--- Exercise materials ---
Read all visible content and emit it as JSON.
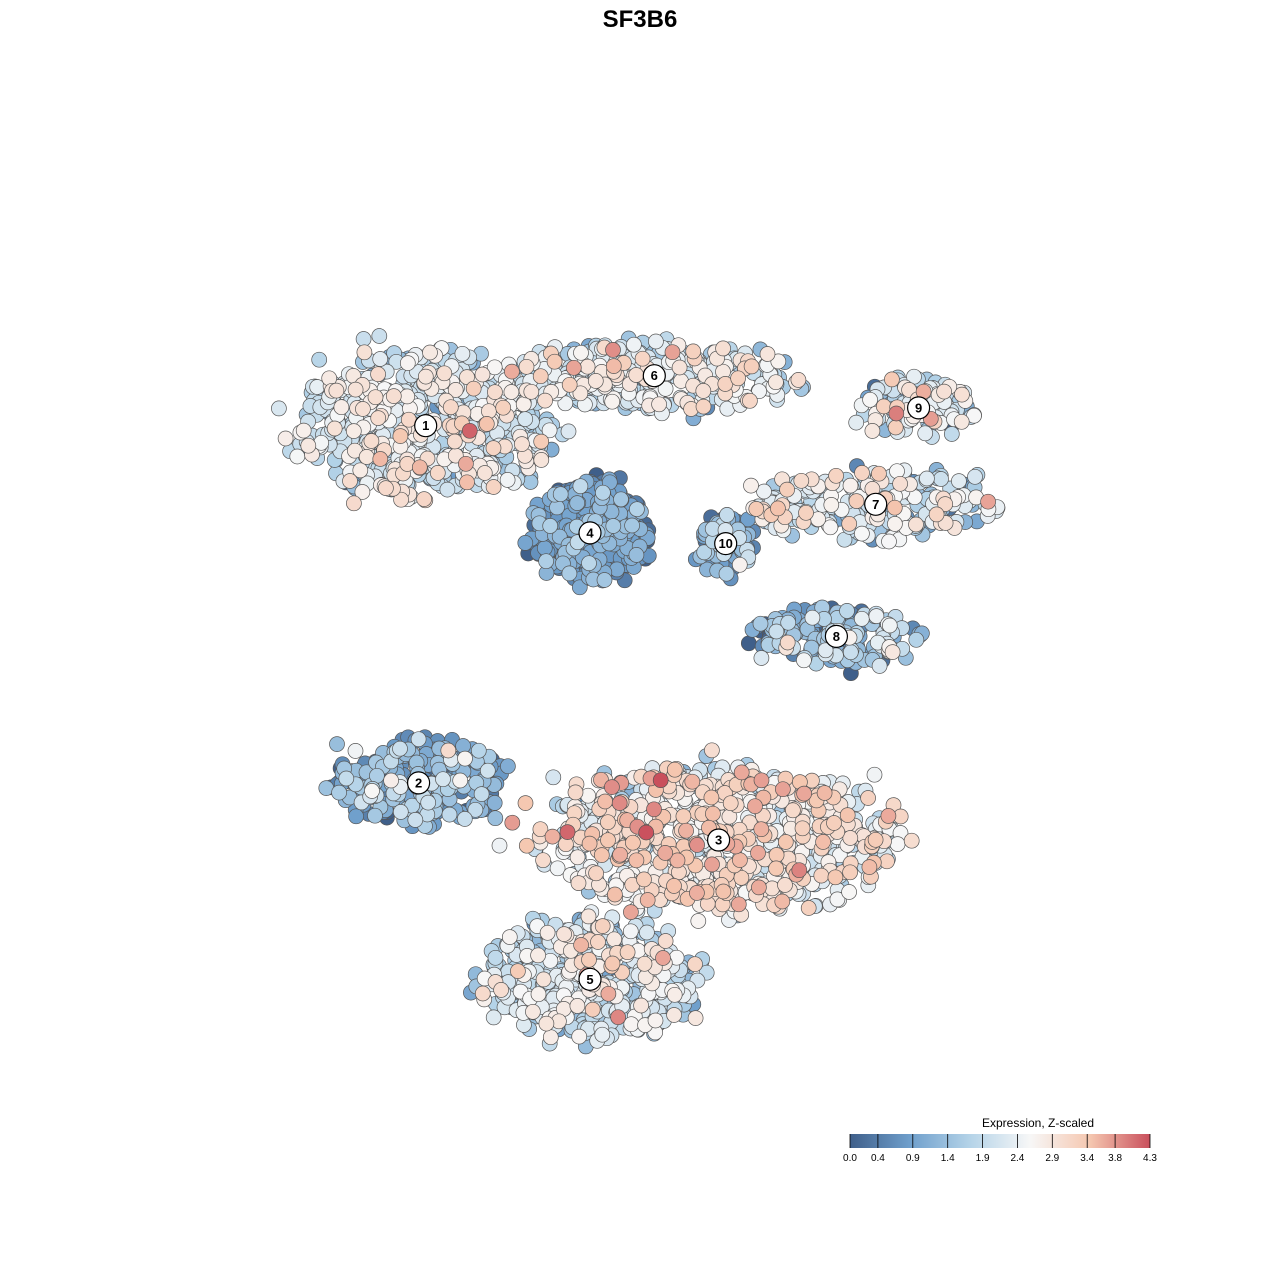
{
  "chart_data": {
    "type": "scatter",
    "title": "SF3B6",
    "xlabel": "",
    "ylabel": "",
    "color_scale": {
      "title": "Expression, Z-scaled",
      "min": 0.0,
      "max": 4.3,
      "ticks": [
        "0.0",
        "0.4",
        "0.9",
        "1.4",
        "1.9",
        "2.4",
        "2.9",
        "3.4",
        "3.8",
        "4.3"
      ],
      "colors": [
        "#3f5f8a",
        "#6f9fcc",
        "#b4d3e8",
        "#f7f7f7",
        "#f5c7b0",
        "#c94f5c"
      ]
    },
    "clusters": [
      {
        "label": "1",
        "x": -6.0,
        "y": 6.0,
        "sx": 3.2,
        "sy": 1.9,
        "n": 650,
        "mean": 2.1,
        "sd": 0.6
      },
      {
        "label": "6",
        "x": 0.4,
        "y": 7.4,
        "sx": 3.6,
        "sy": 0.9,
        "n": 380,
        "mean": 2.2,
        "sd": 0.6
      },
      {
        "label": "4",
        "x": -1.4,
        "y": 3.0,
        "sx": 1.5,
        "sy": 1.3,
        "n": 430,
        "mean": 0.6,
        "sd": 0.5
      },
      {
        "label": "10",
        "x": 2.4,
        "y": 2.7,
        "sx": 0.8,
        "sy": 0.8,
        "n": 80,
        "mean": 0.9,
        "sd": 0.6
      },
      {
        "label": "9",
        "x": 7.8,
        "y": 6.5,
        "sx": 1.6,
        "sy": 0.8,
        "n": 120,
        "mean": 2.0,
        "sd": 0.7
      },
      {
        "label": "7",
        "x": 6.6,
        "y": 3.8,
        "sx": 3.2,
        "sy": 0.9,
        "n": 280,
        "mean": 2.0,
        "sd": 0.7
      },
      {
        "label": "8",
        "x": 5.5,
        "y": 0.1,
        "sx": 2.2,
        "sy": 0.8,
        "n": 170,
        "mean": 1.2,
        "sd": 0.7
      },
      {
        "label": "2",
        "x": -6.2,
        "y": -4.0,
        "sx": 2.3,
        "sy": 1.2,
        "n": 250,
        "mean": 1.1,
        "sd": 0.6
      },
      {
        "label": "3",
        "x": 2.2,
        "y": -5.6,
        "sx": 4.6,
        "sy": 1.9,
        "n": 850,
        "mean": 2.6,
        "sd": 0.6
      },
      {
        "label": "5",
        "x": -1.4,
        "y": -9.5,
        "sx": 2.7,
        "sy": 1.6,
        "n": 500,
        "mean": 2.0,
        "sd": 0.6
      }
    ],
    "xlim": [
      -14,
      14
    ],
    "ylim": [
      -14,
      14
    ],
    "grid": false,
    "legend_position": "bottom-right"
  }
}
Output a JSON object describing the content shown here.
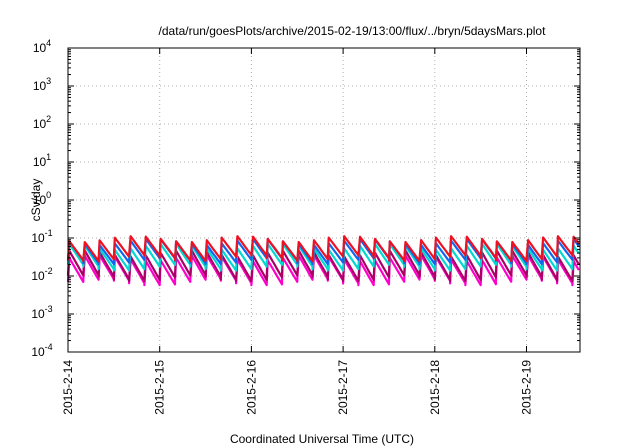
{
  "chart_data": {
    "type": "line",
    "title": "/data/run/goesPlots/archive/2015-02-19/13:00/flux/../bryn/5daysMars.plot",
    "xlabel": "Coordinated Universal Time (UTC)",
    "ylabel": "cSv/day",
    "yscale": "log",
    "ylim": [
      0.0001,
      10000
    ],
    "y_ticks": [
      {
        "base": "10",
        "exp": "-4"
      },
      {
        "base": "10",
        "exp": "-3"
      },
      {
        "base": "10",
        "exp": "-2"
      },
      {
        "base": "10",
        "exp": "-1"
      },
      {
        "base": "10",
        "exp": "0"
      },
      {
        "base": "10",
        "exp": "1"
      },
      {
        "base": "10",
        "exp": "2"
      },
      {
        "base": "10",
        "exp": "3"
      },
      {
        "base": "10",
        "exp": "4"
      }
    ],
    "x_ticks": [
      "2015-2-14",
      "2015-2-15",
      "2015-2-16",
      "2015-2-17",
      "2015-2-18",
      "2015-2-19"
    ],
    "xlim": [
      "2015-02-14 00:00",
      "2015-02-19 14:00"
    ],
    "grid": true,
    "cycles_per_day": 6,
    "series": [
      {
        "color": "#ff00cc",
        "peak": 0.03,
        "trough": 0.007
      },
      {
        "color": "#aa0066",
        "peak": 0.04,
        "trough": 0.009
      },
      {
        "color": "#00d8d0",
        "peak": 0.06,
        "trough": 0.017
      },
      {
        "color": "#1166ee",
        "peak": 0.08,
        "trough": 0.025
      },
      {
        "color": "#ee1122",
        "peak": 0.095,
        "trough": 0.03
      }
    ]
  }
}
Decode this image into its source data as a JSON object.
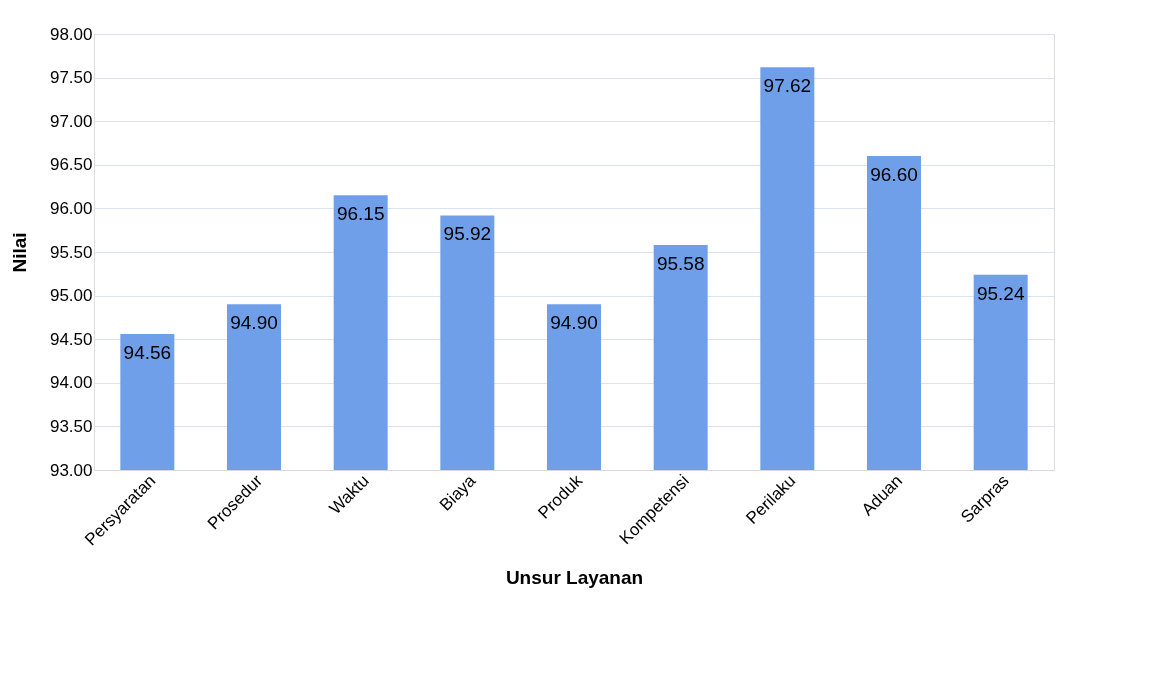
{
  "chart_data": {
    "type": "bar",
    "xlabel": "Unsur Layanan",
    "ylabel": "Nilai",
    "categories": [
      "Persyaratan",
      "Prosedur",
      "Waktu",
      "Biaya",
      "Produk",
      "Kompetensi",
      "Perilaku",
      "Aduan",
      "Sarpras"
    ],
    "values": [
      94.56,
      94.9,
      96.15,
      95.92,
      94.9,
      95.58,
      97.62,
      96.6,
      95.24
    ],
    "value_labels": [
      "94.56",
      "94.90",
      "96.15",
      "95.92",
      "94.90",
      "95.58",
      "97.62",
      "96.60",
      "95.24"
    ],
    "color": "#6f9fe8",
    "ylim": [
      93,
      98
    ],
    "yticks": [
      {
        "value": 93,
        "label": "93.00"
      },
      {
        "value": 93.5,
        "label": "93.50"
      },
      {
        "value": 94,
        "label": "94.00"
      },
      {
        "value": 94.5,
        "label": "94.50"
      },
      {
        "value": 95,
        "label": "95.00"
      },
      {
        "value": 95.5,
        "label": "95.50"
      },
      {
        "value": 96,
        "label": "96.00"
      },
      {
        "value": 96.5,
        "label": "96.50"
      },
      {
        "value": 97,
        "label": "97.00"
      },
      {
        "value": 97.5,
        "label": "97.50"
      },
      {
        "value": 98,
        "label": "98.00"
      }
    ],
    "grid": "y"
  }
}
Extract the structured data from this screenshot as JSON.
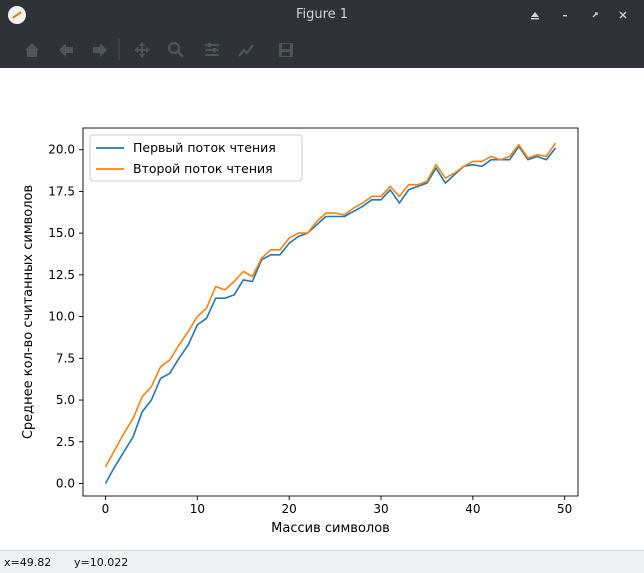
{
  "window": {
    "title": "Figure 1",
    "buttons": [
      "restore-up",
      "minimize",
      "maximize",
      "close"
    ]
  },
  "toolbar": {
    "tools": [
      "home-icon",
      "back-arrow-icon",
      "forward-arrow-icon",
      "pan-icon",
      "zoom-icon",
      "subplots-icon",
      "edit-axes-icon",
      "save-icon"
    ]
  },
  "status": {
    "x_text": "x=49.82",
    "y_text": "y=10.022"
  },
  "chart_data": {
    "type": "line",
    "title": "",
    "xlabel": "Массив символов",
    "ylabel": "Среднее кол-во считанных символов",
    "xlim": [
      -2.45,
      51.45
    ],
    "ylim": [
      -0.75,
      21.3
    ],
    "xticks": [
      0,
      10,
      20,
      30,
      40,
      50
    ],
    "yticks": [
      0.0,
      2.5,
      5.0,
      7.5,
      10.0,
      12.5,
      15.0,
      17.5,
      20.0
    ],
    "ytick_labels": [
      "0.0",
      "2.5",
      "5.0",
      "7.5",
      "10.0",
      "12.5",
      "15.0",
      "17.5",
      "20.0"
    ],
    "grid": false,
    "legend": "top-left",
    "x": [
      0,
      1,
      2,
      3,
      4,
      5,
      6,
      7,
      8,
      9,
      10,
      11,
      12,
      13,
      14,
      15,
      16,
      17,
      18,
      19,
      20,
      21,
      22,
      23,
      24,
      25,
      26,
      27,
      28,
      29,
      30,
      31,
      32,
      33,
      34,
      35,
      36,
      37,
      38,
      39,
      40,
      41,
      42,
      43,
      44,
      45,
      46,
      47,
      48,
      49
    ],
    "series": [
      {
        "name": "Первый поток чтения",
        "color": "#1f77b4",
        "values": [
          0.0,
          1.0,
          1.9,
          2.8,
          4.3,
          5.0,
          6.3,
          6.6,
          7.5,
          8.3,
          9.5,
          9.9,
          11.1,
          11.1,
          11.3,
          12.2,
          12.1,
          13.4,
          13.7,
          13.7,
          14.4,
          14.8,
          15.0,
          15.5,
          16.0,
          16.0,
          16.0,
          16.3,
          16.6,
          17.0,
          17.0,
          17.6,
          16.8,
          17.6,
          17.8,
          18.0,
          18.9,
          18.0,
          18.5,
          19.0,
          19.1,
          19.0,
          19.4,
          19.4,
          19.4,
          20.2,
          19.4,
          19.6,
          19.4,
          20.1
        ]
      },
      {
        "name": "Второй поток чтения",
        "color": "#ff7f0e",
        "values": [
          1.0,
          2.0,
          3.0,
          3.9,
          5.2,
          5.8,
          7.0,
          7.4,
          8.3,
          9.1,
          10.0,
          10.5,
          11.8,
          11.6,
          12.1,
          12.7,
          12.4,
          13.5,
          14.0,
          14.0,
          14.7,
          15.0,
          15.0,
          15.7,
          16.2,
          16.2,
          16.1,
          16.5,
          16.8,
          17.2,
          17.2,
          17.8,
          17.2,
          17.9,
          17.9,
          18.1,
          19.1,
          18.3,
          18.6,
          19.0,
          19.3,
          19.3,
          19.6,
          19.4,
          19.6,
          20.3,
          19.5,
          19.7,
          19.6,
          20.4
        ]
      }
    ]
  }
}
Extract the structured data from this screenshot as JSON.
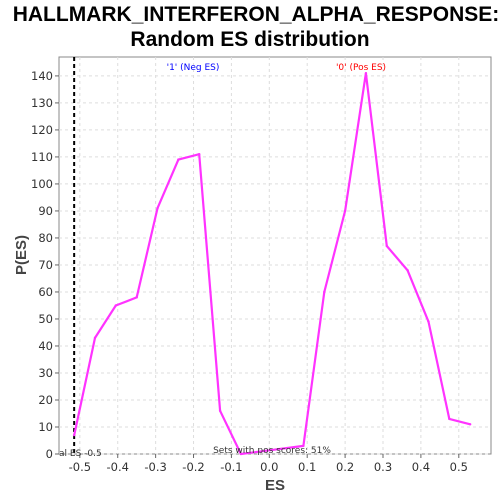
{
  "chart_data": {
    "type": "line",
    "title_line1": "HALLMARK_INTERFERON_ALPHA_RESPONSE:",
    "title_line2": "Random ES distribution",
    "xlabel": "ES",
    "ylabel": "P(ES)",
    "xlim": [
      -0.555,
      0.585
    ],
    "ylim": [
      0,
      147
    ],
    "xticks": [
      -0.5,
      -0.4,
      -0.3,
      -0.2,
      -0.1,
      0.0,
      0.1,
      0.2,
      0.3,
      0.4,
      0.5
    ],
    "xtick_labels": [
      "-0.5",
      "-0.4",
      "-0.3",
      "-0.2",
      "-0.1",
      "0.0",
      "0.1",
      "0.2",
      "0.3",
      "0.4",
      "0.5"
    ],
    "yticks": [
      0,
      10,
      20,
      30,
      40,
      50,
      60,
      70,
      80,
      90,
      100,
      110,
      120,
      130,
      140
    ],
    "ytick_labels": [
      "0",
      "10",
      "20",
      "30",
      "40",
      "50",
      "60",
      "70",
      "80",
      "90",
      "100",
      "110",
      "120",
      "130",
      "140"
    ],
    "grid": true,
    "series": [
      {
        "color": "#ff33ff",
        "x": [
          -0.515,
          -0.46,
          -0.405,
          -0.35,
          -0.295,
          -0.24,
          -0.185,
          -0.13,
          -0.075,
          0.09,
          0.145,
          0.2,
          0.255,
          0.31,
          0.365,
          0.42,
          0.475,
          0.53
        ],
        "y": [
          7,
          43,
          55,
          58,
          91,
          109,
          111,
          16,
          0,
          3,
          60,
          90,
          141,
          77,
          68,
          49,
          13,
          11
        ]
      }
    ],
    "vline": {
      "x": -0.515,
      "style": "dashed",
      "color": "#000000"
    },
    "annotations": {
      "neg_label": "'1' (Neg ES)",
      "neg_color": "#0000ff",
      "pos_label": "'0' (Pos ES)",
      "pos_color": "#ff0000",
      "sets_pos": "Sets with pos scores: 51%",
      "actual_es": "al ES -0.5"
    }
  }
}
---
Work instructions: Select every line above that contains the word "object", and copy it.

Completed task:
Output a JSON object describing the content shown here.
Decode this image into its source data as a JSON object.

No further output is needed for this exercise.